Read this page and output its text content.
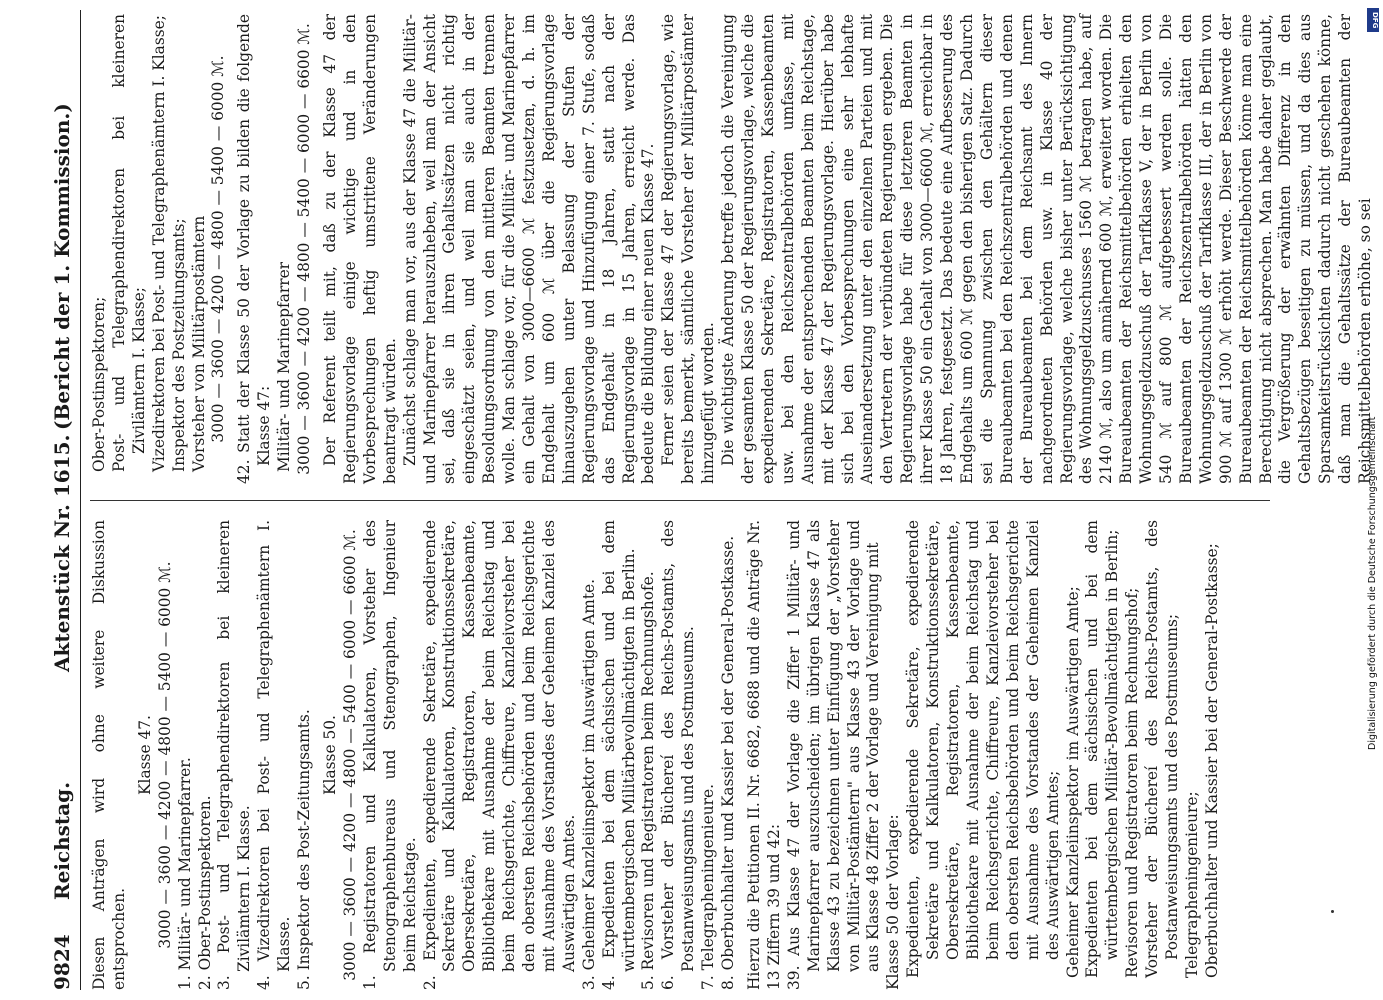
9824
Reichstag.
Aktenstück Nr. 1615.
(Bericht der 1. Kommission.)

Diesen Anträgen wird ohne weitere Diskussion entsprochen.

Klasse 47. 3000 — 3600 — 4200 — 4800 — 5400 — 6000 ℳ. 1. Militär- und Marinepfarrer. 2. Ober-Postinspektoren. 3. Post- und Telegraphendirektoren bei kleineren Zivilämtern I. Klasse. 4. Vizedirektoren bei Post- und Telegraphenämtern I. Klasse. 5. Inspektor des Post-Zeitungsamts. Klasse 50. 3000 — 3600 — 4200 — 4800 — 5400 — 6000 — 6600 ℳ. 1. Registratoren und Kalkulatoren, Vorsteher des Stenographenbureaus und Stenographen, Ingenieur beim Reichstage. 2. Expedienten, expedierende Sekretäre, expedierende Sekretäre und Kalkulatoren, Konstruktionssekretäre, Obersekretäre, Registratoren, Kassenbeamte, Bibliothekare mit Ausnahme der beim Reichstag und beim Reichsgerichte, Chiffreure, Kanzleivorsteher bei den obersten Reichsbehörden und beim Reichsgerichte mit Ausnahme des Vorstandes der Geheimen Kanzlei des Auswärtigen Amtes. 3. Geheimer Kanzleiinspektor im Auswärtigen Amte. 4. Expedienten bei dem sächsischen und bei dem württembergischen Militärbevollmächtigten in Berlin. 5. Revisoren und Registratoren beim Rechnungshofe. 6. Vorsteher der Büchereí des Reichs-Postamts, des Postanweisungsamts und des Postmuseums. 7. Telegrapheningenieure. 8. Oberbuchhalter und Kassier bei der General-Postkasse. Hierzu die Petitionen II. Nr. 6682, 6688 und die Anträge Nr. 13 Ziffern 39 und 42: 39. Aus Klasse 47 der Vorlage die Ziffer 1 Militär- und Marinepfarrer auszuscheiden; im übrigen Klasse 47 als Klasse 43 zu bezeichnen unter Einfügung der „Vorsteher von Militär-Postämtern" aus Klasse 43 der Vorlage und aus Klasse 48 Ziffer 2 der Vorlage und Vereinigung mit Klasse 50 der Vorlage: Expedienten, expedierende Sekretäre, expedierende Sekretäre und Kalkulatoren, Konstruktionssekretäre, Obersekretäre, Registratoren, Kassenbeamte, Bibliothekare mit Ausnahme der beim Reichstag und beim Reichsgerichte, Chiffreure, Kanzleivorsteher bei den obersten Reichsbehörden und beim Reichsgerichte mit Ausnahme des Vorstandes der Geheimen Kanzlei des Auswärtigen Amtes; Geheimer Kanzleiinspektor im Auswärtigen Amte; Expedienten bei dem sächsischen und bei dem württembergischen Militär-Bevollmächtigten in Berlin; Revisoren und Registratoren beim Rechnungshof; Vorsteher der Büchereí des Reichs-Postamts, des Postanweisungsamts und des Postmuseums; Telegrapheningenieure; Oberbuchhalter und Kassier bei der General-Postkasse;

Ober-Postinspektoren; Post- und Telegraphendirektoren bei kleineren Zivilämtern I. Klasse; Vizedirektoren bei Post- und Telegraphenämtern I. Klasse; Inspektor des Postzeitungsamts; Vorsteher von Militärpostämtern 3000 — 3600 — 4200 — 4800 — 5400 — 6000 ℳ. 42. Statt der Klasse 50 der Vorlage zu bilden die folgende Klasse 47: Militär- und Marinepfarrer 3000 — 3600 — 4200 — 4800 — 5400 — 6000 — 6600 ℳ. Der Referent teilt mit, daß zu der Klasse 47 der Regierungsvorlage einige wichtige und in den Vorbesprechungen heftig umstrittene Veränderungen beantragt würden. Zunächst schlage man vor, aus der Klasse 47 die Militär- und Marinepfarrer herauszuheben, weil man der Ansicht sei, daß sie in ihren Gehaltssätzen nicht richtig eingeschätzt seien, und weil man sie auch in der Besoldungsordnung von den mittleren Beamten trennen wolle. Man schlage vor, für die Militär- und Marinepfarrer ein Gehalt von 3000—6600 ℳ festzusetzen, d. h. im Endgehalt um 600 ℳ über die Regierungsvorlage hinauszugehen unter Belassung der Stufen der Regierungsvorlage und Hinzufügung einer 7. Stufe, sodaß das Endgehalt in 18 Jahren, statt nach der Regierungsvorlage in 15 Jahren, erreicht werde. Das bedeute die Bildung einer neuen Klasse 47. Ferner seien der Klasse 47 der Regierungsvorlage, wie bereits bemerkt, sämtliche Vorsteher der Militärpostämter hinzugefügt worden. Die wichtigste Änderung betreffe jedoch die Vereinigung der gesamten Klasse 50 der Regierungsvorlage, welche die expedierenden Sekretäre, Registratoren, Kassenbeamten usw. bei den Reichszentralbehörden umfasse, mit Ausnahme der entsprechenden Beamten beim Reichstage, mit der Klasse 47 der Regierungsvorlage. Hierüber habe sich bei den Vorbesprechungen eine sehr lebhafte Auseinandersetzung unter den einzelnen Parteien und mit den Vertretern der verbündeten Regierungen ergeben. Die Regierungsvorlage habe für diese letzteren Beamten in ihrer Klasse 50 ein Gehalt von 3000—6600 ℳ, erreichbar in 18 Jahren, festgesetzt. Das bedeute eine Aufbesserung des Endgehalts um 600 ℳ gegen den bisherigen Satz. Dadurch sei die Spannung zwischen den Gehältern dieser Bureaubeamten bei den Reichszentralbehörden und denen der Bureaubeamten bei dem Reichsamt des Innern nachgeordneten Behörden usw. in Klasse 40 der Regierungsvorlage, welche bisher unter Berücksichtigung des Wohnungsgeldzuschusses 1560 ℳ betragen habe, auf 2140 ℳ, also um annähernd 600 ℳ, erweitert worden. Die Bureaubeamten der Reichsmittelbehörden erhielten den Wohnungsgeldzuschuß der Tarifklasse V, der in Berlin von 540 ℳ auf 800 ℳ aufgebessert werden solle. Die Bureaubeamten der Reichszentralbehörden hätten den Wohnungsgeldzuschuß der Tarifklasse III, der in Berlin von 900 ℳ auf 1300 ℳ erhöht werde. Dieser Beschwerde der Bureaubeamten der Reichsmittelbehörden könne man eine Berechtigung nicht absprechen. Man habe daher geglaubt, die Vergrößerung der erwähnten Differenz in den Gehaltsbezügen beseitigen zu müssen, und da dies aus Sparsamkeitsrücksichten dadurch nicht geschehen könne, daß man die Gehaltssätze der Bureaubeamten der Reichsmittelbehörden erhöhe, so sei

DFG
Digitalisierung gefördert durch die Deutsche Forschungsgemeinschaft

..............................

EXERCISE DESCRIPTION: The listing above must be printed again exactly, minus its pictures.

SOLUTION:
Read this page and output its text content.
9824
Reichstag.
Aktenstück Nr. 1615.
(Bericht der 1. Kommission.)

Diesen Anträgen wird ohne weitere Diskussion entsprochen.

Klasse 47. 3000 — 3600 — 4200 — 4800 — 5400 — 6000 ℳ. 1. Militär- und Marinepfarrer. 2. Ober-Postinspektoren. 3. Post- und Telegraphendirektoren bei kleineren Zivilämtern I. Klasse. 4. Vizedirektoren bei Post- und Telegraphenämtern I. Klasse. 5. Inspektor des Post-Zeitungsamts. Klasse 50. 3000 — 3600 — 4200 — 4800 — 5400 — 6000 — 6600 ℳ. 1. Registratoren und Kalkulatoren, Vorsteher des Stenographenbureaus und Stenographen, Ingenieur beim Reichstage. 2. Expedienten, expedierende Sekretäre, expedierende Sekretäre und Kalkulatoren, Konstruktionssekretäre, Obersekretäre, Registratoren, Kassenbeamte, Bibliothekare mit Ausnahme der beim Reichstag und beim Reichsgerichte, Chiffreure, Kanzleivorsteher bei den obersten Reichsbehörden und beim Reichsgerichte mit Ausnahme des Vorstandes der Geheimen Kanzlei des Auswärtigen Amtes. 3. Geheimer Kanzleiinspektor im Auswärtigen Amte. 4. Expedienten bei dem sächsischen und bei dem württembergischen Militärbevollmächtigten in Berlin. 5. Revisoren und Registratoren beim Rechnungshofe. 6. Vorsteher der Büchereí des Reichs-Postamts, des Postanweisungsamts und des Postmuseums. 7. Telegrapheningenieure. 8. Oberbuchhalter und Kassier bei der General-Postkasse. Hierzu die Petitionen II. Nr. 6682, 6688 und die Anträge Nr. 13 Ziffern 39 und 42: 39. Aus Klasse 47 der Vorlage die Ziffer 1 Militär- und Marinepfarrer auszuscheiden; im übrigen Klasse 47 als Klasse 43 zu bezeichnen unter Einfügung der „Vorsteher von Militär-Postämtern" aus Klasse 43 der Vorlage und aus Klasse 48 Ziffer 2 der Vorlage und Vereinigung mit Klasse 50 der Vorlage: Expedienten, expedierende Sekretäre, expedierende Sekretäre und Kalkulatoren, Konstruktionssekretäre, Obersekretäre, Registratoren, Kassenbeamte, Bibliothekare mit Ausnahme der beim Reichstag und beim Reichsgerichte, Chiffreure, Kanzleivorsteher bei den obersten Reichsbehörden und beim Reichsgerichte mit Ausnahme des Vorstandes der Geheimen Kanzlei des Auswärtigen Amtes; Geheimer Kanzleiinspektor im Auswärtigen Amte; Expedienten bei dem sächsischen und bei dem württembergischen Militär-Bevollmächtigten in Berlin; Revisoren und Registratoren beim Rechnungshof; Vorsteher der Büchereí des Reichs-Postamts, des Postanweisungsamts und des Postmuseums; Telegrapheningenieure; Oberbuchhalter und Kassier bei der General-Postkasse;

Ober-Postinspektoren; Post- und Telegraphendirektoren bei kleineren Zivilämtern I. Klasse; Vizedirektoren bei Post- und Telegraphenämtern I. Klasse; Inspektor des Postzeitungsamts; Vorsteher von Militärpostämtern 3000 — 3600 — 4200 — 4800 — 5400 — 6000 ℳ. 42. Statt der Klasse 50 der Vorlage zu bilden die folgende Klasse 47: Militär- und Marinepfarrer 3000 — 3600 — 4200 — 4800 — 5400 — 6000 — 6600 ℳ. Der Referent teilt mit, daß zu der Klasse 47 der Regierungsvorlage einige wichtige und in den Vorbesprechungen heftig umstrittene Veränderungen beantragt würden. Zunächst schlage man vor, aus der Klasse 47 die Militär- und Marinepfarrer herauszuheben, weil man der Ansicht sei, daß sie in ihren Gehaltssätzen nicht richtig eingeschätzt seien, und weil man sie auch in der Besoldungsordnung von den mittleren Beamten trennen wolle. Man schlage vor, für die Militär- und Marinepfarrer ein Gehalt von 3000—6600 ℳ festzusetzen, d. h. im Endgehalt um 600 ℳ über die Regierungsvorlage hinauszugehen unter Belassung der Stufen der Regierungsvorlage und Hinzufügung einer 7. Stufe, sodaß das Endgehalt in 18 Jahren, statt nach der Regierungsvorlage in 15 Jahren, erreicht werde. Das bedeute die Bildung einer neuen Klasse 47. Ferner seien der Klasse 47 der Regierungsvorlage, wie bereits bemerkt, sämtliche Vorsteher der Militärpostämter hinzugefügt worden. Die wichtigste Änderung betreffe jedoch die Vereinigung der gesamten Klasse 50 der Regierungsvorlage, welche die expedierenden Sekretäre, Registratoren, Kassenbeamten usw. bei den Reichszentralbehörden umfasse, mit Ausnahme der entsprechenden Beamten beim Reichstage, mit der Klasse 47 der Regierungsvorlage. Hierüber habe sich bei den Vorbesprechungen eine sehr lebhafte Auseinandersetzung unter den einzelnen Parteien und mit den Vertretern der verbündeten Regierungen ergeben. Die Regierungsvorlage habe für diese letzteren Beamten in ihrer Klasse 50 ein Gehalt von 3000—6600 ℳ, erreichbar in 18 Jahren, festgesetzt. Das bedeute eine Aufbesserung des Endgehalts um 600 ℳ gegen den bisherigen Satz. Dadurch sei die Spannung zwischen den Gehältern dieser Bureaubeamten bei den Reichszentralbehörden und denen der Bureaubeamten bei dem Reichsamt des Innern nachgeordneten Behörden usw. in Klasse 40 der Regierungsvorlage, welche bisher unter Berücksichtigung des Wohnungsgeldzuschusses 1560 ℳ betragen habe, auf 2140 ℳ, also um annähernd 600 ℳ, erweitert worden. Die Bureaubeamten der Reichsmittelbehörden erhielten den Wohnungsgeldzuschuß der Tarifklasse V, der in Berlin von 540 ℳ auf 800 ℳ aufgebessert werden solle. Die Bureaubeamten der Reichszentralbehörden hätten den Wohnungsgeldzuschuß der Tarifklasse III, der in Berlin von 900 ℳ auf 1300 ℳ erhöht werde. Dieser Beschwerde der Bureaubeamten der Reichsmittelbehörden könne man eine Berechtigung nicht absprechen. Man habe daher geglaubt, die Vergrößerung der erwähnten Differenz in den Gehaltsbezügen beseitigen zu müssen, und da dies aus Sparsamkeitsrücksichten dadurch nicht geschehen könne, daß man die Gehaltssätze der Bureaubeamten der Reichsmittelbehörden erhöhe, so sei

DFG
Digitalisierung gefördert durch die Deutsche Forschungsgemeinschaft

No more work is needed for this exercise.